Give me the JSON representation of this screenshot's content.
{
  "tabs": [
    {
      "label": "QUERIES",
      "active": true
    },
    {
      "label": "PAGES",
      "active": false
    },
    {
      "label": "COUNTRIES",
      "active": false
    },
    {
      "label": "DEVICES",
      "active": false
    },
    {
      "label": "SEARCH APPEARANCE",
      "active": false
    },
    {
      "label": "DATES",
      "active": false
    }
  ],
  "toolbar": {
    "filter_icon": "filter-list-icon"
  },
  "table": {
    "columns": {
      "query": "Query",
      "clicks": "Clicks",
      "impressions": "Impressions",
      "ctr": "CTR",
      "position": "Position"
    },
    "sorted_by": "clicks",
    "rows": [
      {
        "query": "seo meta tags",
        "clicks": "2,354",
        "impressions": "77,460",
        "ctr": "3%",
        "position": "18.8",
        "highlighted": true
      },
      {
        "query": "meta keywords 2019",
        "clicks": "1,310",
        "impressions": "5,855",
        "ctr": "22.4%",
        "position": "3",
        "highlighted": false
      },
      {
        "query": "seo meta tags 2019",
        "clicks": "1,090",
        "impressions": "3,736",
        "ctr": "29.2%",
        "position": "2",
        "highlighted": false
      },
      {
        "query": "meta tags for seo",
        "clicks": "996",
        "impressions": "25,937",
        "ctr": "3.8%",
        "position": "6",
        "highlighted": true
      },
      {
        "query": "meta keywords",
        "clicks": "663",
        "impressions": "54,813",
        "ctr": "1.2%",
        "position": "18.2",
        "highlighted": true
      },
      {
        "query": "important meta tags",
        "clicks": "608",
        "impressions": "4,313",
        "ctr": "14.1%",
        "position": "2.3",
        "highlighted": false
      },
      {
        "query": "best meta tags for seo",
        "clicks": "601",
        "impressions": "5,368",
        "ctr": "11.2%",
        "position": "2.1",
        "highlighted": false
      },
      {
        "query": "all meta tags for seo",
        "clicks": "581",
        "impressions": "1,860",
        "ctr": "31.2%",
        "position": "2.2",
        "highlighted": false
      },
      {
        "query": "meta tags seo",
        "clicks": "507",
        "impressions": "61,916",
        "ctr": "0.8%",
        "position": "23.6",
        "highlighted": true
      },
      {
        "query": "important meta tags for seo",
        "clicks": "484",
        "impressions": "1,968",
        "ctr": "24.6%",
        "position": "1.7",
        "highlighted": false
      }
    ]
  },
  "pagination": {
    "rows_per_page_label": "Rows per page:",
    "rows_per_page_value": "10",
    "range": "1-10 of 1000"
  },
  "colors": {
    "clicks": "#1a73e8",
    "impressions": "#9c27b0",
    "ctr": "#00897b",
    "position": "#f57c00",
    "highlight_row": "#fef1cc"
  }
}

• **Exercise objective**
Look through the material above. Copy each line where the word "impressions" appears.

• **Result**
      "impressions": "Impressions",
        "impressions": "77,460",
        "impressions": "5,855",
        "impressions": "3,736",
        "impressions": "25,937",
        "impressions": "54,813",
        "impressions": "4,313",
        "impressions": "5,368",
        "impressions": "1,860",
        "impressions": "61,916",
        "impressions": "1,968",
    "impressions": "#9c27b0",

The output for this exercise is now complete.